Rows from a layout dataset
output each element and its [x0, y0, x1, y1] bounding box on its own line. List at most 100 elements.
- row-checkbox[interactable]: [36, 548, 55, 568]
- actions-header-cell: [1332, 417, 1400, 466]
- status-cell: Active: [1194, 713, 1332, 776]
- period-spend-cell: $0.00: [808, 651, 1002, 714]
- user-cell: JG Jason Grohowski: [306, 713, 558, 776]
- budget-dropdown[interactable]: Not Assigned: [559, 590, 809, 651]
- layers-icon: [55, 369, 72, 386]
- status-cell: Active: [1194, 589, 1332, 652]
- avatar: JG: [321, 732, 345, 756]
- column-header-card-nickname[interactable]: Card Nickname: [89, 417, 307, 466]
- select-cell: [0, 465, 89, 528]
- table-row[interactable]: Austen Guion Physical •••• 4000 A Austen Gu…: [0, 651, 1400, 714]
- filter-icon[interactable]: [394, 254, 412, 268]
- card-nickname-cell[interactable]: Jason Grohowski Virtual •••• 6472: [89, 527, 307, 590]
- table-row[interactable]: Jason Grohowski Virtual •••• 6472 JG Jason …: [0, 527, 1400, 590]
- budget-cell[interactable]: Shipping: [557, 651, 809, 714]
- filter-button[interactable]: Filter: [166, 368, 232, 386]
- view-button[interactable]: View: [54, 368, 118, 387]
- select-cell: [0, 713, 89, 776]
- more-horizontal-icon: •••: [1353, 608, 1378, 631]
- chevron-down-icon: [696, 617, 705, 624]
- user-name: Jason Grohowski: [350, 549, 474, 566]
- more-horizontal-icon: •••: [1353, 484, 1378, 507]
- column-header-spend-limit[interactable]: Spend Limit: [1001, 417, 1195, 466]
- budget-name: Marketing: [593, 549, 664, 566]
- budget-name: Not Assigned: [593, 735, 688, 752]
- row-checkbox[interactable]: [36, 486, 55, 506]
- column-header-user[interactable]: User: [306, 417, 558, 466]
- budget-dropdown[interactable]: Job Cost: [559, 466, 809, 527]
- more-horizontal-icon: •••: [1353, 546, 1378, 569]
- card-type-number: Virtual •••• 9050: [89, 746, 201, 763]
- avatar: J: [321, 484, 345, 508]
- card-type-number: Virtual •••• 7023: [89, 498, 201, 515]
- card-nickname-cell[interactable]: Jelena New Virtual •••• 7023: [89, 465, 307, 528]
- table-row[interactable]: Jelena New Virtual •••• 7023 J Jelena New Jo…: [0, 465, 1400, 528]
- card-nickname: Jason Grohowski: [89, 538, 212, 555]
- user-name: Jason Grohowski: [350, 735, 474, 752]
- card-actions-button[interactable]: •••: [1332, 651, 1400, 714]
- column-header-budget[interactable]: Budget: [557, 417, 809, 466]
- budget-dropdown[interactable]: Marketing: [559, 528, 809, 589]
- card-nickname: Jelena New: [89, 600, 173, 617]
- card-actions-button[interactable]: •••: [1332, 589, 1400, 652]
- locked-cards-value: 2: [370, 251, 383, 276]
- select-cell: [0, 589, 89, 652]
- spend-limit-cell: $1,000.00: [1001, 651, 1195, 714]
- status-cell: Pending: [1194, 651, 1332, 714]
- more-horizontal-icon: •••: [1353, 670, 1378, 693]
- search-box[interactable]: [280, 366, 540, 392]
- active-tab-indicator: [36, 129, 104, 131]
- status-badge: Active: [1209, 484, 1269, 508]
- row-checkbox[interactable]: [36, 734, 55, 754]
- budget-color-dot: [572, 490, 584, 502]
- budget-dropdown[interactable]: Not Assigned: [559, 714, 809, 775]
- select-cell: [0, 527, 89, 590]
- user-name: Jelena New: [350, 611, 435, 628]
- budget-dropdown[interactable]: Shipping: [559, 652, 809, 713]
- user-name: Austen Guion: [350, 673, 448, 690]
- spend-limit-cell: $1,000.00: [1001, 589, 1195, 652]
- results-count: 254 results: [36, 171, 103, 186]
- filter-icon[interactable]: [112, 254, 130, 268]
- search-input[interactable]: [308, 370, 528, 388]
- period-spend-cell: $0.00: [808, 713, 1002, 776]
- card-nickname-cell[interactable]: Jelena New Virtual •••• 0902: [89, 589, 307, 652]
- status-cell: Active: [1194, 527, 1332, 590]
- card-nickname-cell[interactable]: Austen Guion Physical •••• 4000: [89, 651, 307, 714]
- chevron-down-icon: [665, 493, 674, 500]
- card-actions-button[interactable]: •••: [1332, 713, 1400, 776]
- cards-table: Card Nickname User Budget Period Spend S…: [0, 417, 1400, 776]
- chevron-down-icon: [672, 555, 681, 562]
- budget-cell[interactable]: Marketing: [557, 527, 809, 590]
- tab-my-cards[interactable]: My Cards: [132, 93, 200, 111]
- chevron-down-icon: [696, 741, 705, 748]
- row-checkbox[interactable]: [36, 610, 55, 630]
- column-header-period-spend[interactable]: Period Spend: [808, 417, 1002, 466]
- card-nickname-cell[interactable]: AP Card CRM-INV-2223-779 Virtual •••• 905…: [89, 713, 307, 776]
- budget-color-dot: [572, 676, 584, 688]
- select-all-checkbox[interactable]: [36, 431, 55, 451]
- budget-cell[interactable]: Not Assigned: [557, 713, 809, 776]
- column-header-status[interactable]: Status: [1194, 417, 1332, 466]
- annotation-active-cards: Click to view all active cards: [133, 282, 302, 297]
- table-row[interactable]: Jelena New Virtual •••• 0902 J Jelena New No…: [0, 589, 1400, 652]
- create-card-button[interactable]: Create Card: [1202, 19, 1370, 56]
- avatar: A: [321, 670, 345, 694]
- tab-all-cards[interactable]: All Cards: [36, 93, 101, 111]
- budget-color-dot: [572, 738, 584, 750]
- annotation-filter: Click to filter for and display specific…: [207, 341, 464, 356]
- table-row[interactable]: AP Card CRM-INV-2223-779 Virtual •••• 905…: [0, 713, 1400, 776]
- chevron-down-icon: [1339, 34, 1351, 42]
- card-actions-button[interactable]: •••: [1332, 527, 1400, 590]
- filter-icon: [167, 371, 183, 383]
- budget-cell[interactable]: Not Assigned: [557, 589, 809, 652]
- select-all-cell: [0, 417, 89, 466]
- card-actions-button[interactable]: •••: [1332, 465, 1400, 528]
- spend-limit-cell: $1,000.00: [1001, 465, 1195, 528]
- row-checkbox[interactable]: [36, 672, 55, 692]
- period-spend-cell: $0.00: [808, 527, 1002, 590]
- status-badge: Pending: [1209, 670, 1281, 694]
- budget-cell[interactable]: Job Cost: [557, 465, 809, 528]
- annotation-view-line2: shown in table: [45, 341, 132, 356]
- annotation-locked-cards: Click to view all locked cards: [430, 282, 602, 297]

> _Work instructions_
Copy out everything from the beginning of the records down through the line that contains "465, 307, 528]", including that line.

> _Expected answer_
output each element and its [x0, y0, x1, y1] bounding box on its own line. List at most 100 elements.
- row-checkbox[interactable]: [36, 548, 55, 568]
- actions-header-cell: [1332, 417, 1400, 466]
- status-cell: Active: [1194, 713, 1332, 776]
- period-spend-cell: $0.00: [808, 651, 1002, 714]
- user-cell: JG Jason Grohowski: [306, 713, 558, 776]
- budget-dropdown[interactable]: Not Assigned: [559, 590, 809, 651]
- layers-icon: [55, 369, 72, 386]
- status-cell: Active: [1194, 589, 1332, 652]
- avatar: JG: [321, 732, 345, 756]
- column-header-card-nickname[interactable]: Card Nickname: [89, 417, 307, 466]
- select-cell: [0, 465, 89, 528]
- table-row[interactable]: Austen Guion Physical •••• 4000 A Austen Gu…: [0, 651, 1400, 714]
- filter-icon[interactable]: [394, 254, 412, 268]
- card-nickname-cell[interactable]: Jason Grohowski Virtual •••• 6472: [89, 527, 307, 590]
- table-row[interactable]: Jason Grohowski Virtual •••• 6472 JG Jason …: [0, 527, 1400, 590]
- budget-cell[interactable]: Shipping: [557, 651, 809, 714]
- filter-button[interactable]: Filter: [166, 368, 232, 386]
- view-button[interactable]: View: [54, 368, 118, 387]
- select-cell: [0, 713, 89, 776]
- more-horizontal-icon: •••: [1353, 608, 1378, 631]
- chevron-down-icon: [696, 617, 705, 624]
- user-name: Jason Grohowski: [350, 549, 474, 566]
- more-horizontal-icon: •••: [1353, 484, 1378, 507]
- column-header-spend-limit[interactable]: Spend Limit: [1001, 417, 1195, 466]
- budget-name: Marketing: [593, 549, 664, 566]
- budget-name: Not Assigned: [593, 735, 688, 752]
- row-checkbox[interactable]: [36, 486, 55, 506]
- column-header-user[interactable]: User: [306, 417, 558, 466]
- budget-dropdown[interactable]: Job Cost: [559, 466, 809, 527]
- more-horizontal-icon: •••: [1353, 546, 1378, 569]
- card-type-number: Virtual •••• 9050: [89, 746, 201, 763]
- avatar: J: [321, 484, 345, 508]
- card-type-number: Virtual •••• 7023: [89, 498, 201, 515]
- card-nickname-cell[interactable]: Jelena New Virtual •••• 7023: [89, 465, 307, 528]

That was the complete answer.